Figure dataset records
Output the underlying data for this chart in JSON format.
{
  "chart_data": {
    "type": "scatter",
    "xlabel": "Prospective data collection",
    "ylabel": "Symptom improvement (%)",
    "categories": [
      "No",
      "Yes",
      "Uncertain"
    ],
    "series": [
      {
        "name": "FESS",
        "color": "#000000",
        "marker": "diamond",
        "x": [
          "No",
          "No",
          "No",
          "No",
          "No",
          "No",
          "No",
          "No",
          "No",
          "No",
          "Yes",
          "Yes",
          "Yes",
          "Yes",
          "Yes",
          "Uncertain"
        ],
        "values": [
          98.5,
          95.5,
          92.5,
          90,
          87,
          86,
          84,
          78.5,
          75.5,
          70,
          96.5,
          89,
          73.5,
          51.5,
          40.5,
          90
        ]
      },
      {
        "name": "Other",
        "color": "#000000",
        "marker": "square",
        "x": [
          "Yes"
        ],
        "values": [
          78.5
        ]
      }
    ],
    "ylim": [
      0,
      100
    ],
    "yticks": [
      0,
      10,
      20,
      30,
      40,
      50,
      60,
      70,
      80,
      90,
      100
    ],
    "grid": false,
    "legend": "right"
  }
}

### WRITTEN TASK
Extract all the material, leaving every line as it is.

### COMPLETED TASK
Output the underlying data for this chart in JSON format.
{
  "chart_data": {
    "type": "scatter",
    "xlabel": "Prospective data collection",
    "ylabel": "Symptom improvement (%)",
    "categories": [
      "No",
      "Yes",
      "Uncertain"
    ],
    "series": [
      {
        "name": "FESS",
        "color": "#000000",
        "marker": "diamond",
        "x": [
          "No",
          "No",
          "No",
          "No",
          "No",
          "No",
          "No",
          "No",
          "No",
          "No",
          "Yes",
          "Yes",
          "Yes",
          "Yes",
          "Yes",
          "Uncertain"
        ],
        "values": [
          98.5,
          95.5,
          92.5,
          90,
          87,
          86,
          84,
          78.5,
          75.5,
          70,
          96.5,
          89,
          73.5,
          51.5,
          40.5,
          90
        ]
      },
      {
        "name": "Other",
        "color": "#000000",
        "marker": "square",
        "x": [
          "Yes"
        ],
        "values": [
          78.5
        ]
      }
    ],
    "ylim": [
      0,
      100
    ],
    "yticks": [
      0,
      10,
      20,
      30,
      40,
      50,
      60,
      70,
      80,
      90,
      100
    ],
    "grid": false,
    "legend": "right"
  }
}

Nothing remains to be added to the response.